## BEGIN MATERIAL SHOWN
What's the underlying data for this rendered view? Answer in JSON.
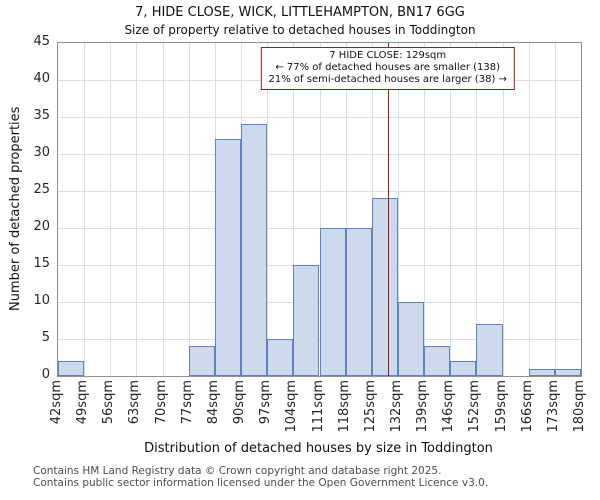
{
  "title": "7, HIDE CLOSE, WICK, LITTLEHAMPTON, BN17 6GG",
  "subtitle": "Size of property relative to detached houses in Toddington",
  "footer": {
    "line1": "Contains HM Land Registry data © Crown copyright and database right 2025.",
    "line2": "Contains public sector information licensed under the Open Government Licence v3.0."
  },
  "chart_data": {
    "type": "bar",
    "title": "7, HIDE CLOSE, WICK, LITTLEHAMPTON, BN17 6GG",
    "subtitle": "Size of property relative to detached houses in Toddington",
    "xlabel": "Distribution of detached houses by size in Toddington",
    "ylabel": "Number of detached properties",
    "ylim": [
      0,
      45
    ],
    "yticks": [
      0,
      5,
      10,
      15,
      20,
      25,
      30,
      35,
      40,
      45
    ],
    "categories": [
      "42sqm",
      "49sqm",
      "56sqm",
      "63sqm",
      "70sqm",
      "77sqm",
      "84sqm",
      "90sqm",
      "97sqm",
      "104sqm",
      "111sqm",
      "118sqm",
      "125sqm",
      "132sqm",
      "139sqm",
      "146sqm",
      "152sqm",
      "159sqm",
      "166sqm",
      "173sqm",
      "180sqm"
    ],
    "values": [
      2,
      0,
      0,
      0,
      0,
      4,
      32,
      34,
      5,
      15,
      20,
      20,
      24,
      10,
      4,
      2,
      7,
      0,
      1,
      1
    ],
    "grid": true,
    "legend": false,
    "bar_fill": "#cdd9ec",
    "bar_border": "#5b84c4",
    "grid_color": "#d8dde6",
    "marker": {
      "value_sqm": 129,
      "x_min_sqm": 42,
      "x_max_sqm": 180,
      "color": "#aa1111",
      "label_lines": [
        "7 HIDE CLOSE: 129sqm",
        "← 77% of detached houses are smaller (138)",
        "21% of semi-detached houses are larger (38) →"
      ]
    }
  }
}
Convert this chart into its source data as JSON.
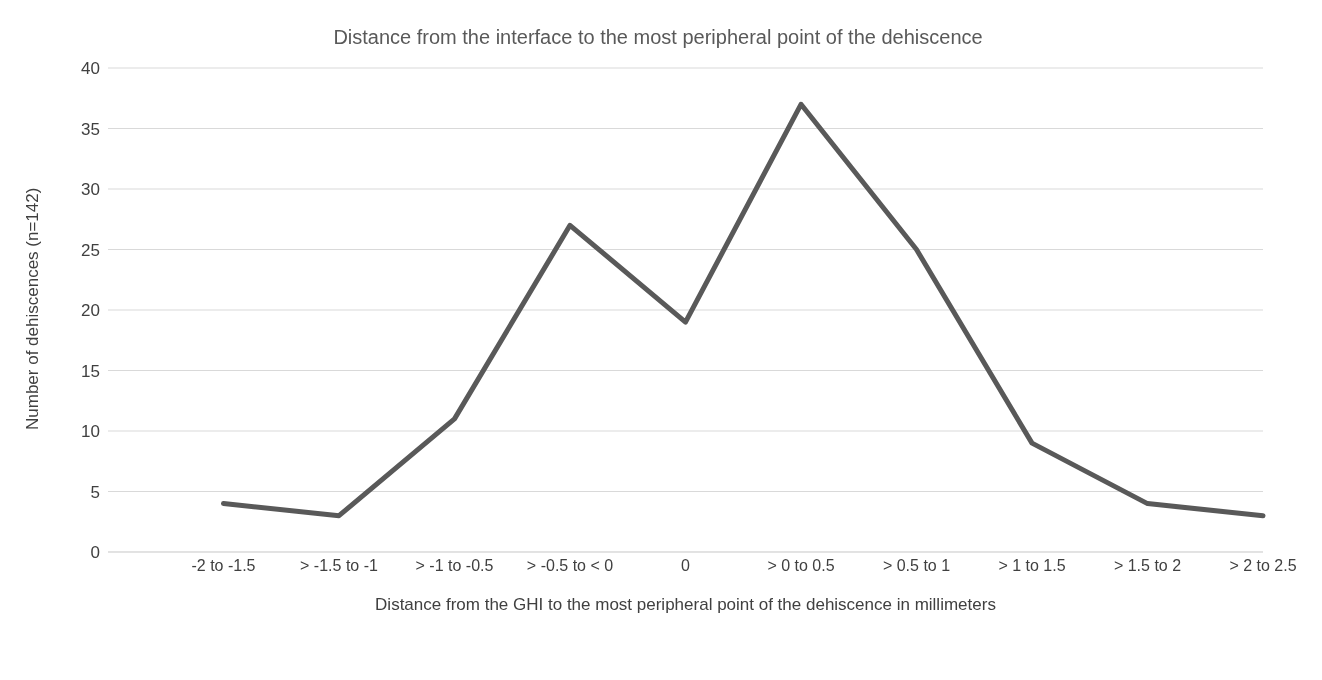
{
  "chart_data": {
    "type": "line",
    "title": "Distance from the interface to the most peripheral point of the dehiscence",
    "xlabel": "Distance from the GHI to the most peripheral point of the dehiscence in millimeters",
    "ylabel": "Number of dehiscences (n=142)",
    "categories": [
      null,
      "-2 to -1.5",
      "> -1.5 to -1",
      "> -1 to -0.5",
      "> -0.5 to < 0",
      "0",
      "> 0 to 0.5",
      "> 0.5 to 1",
      "> 1 to 1.5",
      "> 1.5 to 2",
      "> 2 to 2.5"
    ],
    "series": [
      {
        "color": "#595959",
        "values": [
          null,
          4,
          3,
          11,
          27,
          19,
          37,
          25,
          9,
          4,
          3
        ]
      }
    ],
    "ylim": [
      0,
      40
    ],
    "yticks": [
      0,
      5,
      10,
      15,
      20,
      25,
      30,
      35,
      40
    ],
    "grid": "y",
    "legend": false,
    "marker": "none",
    "line_style": "solid"
  }
}
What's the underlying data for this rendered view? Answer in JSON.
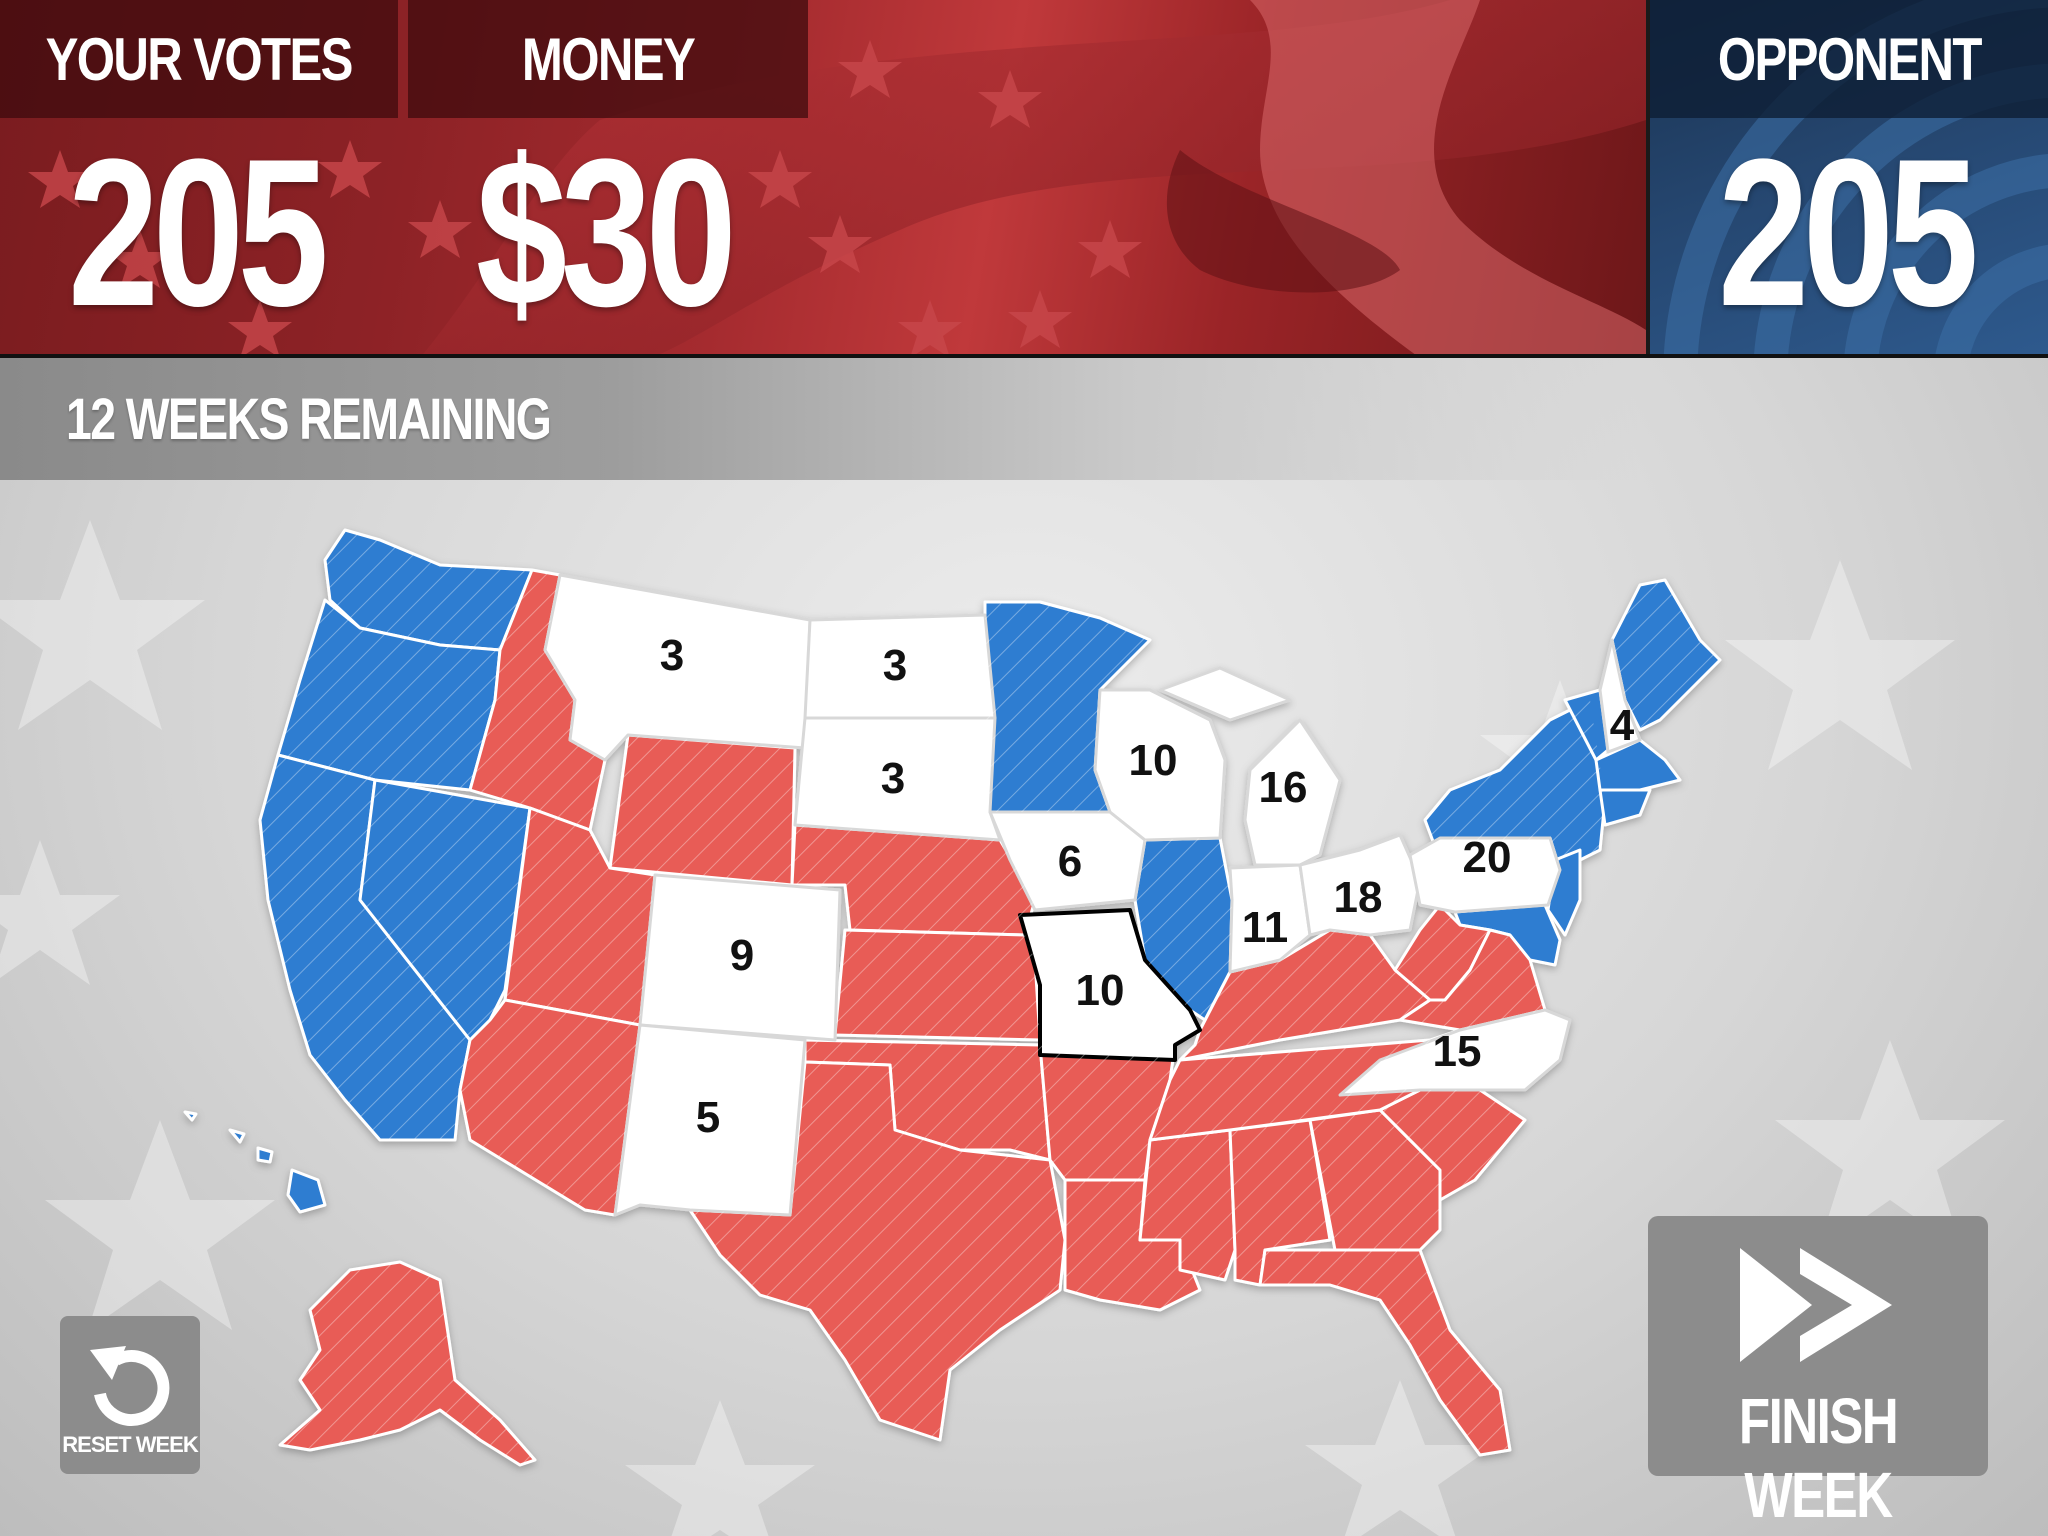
{
  "header": {
    "your_votes_label": "YOUR VOTES",
    "your_votes_value": "205",
    "money_label": "MONEY",
    "money_value": "$30",
    "opponent_label": "OPPONENT",
    "opponent_value": "205"
  },
  "status": {
    "weeks_remaining": "12 WEEKS REMAINING"
  },
  "map": {
    "colors": {
      "player": "#e85c57",
      "opponent": "#2f7dd1",
      "undecided": "#ffffff",
      "selected_outline": "#000000"
    },
    "labels": {
      "montana": "3",
      "north_dakota": "3",
      "south_dakota": "3",
      "colorado": "9",
      "new_mexico": "5",
      "iowa": "6",
      "missouri": "10",
      "wisconsin": "10",
      "michigan": "16",
      "indiana": "11",
      "ohio": "18",
      "pennsylvania": "20",
      "north_carolina": "15",
      "new_hampshire": "4"
    }
  },
  "controls": {
    "reset_label": "RESET WEEK",
    "reset_icon": "undo-arrow-icon",
    "finish_label": "FINISH WEEK",
    "finish_icon": "fast-forward-icon"
  }
}
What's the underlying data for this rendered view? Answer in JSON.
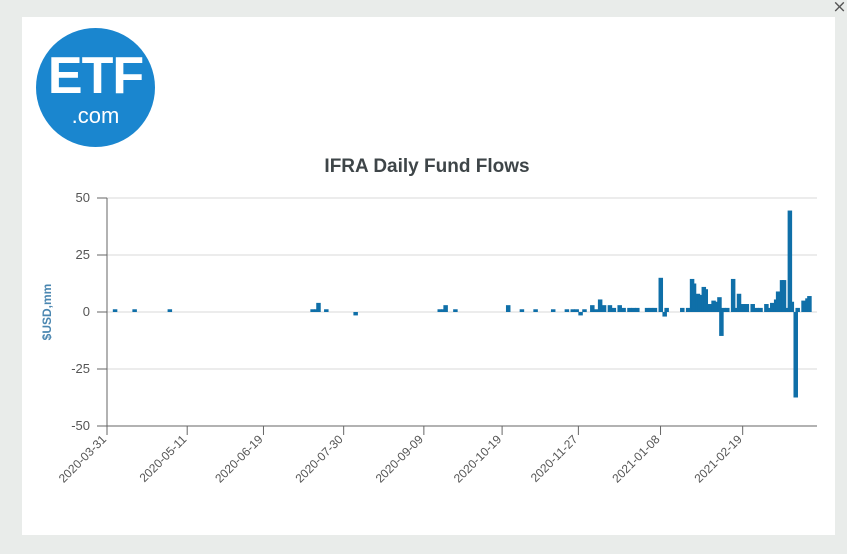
## END MATERIAL SHOWN
GOAL - Pictures are to be left out; all else in the entries above is to be quoted exactly.

FINAL RESULT -
What's the underlying data for this rendered view? Answer in JSON.
{
  "title": "7, HIDE CLOSE, WICK, LITTLEHAMPTON, BN17 6GG",
  "subtitle": "Size of property relative to detached houses in Toddington",
  "footer": {
    "line1": "Contains HM Land Registry data © Crown copyright and database right 2025.",
    "line2": "Contains public sector information licensed under the Open Government Licence v3.0."
  },
  "chart_data": {
    "type": "bar",
    "title": "7, HIDE CLOSE, WICK, LITTLEHAMPTON, BN17 6GG",
    "subtitle": "Size of property relative to detached houses in Toddington",
    "xlabel": "Distribution of detached houses by size in Toddington",
    "ylabel": "Number of detached properties",
    "ylim": [
      0,
      45
    ],
    "yticks": [
      0,
      5,
      10,
      15,
      20,
      25,
      30,
      35,
      40,
      45
    ],
    "categories": [
      "42sqm",
      "49sqm",
      "56sqm",
      "63sqm",
      "70sqm",
      "77sqm",
      "84sqm",
      "90sqm",
      "97sqm",
      "104sqm",
      "111sqm",
      "118sqm",
      "125sqm",
      "132sqm",
      "139sqm",
      "146sqm",
      "152sqm",
      "159sqm",
      "166sqm",
      "173sqm",
      "180sqm"
    ],
    "values": [
      2,
      0,
      0,
      0,
      0,
      4,
      32,
      34,
      5,
      15,
      20,
      20,
      24,
      10,
      4,
      2,
      7,
      0,
      1,
      1
    ],
    "grid": true,
    "legend": false,
    "bar_fill": "#cdd9ec",
    "bar_border": "#5b84c4",
    "grid_color": "#d8dde6",
    "marker": {
      "value_sqm": 129,
      "x_min_sqm": 42,
      "x_max_sqm": 180,
      "color": "#aa1111",
      "label_lines": [
        "7 HIDE CLOSE: 129sqm",
        "← 77% of detached houses are smaller (138)",
        "21% of semi-detached houses are larger (38) →"
      ]
    }
  }
}
Convert this chart into its source data as JSON.
{
  "chart_data": {
    "type": "line",
    "title": "Distance from the interface to the most peripheral point of the dehiscence",
    "xlabel": "Distance from the GHI to the most peripheral point of the dehiscence in millimeters",
    "ylabel": "Number of dehiscences (n=142)",
    "categories": [
      null,
      "-2 to -1.5",
      "> -1.5 to -1",
      "> -1 to -0.5",
      "> -0.5 to < 0",
      "0",
      "> 0 to 0.5",
      "> 0.5 to 1",
      "> 1 to 1.5",
      "> 1.5 to 2",
      "> 2 to 2.5"
    ],
    "series": [
      {
        "color": "#595959",
        "values": [
          null,
          4,
          3,
          11,
          27,
          19,
          37,
          25,
          9,
          4,
          3
        ]
      }
    ],
    "ylim": [
      0,
      40
    ],
    "yticks": [
      0,
      5,
      10,
      15,
      20,
      25,
      30,
      35,
      40
    ],
    "grid": "y",
    "legend": false,
    "marker": "none",
    "line_style": "solid"
  }
}
What's the underlying data for this rendered view? Answer in JSON.
{
  "header": {
    "your_votes_label": "YOUR VOTES",
    "your_votes_value": "205",
    "money_label": "MONEY",
    "money_value": "$30",
    "opponent_label": "OPPONENT",
    "opponent_value": "205"
  },
  "status": {
    "weeks_remaining": "12 WEEKS REMAINING"
  },
  "map": {
    "colors": {
      "player": "#e85c57",
      "opponent": "#2f7dd1",
      "undecided": "#ffffff",
      "selected_outline": "#000000"
    },
    "labels": {
      "montana": "3",
      "north_dakota": "3",
      "south_dakota": "3",
      "colorado": "9",
      "new_mexico": "5",
      "iowa": "6",
      "missouri": "10",
      "wisconsin": "10",
      "michigan": "16",
      "indiana": "11",
      "ohio": "18",
      "pennsylvania": "20",
      "north_carolina": "15",
      "new_hampshire": "4"
    }
  },
  "controls": {
    "reset_label": "RESET WEEK",
    "reset_icon": "undo-arrow-icon",
    "finish_label": "FINISH WEEK",
    "finish_icon": "fast-forward-icon"
  }
}
What's the underlying data for this rendered view? Answer in JSON.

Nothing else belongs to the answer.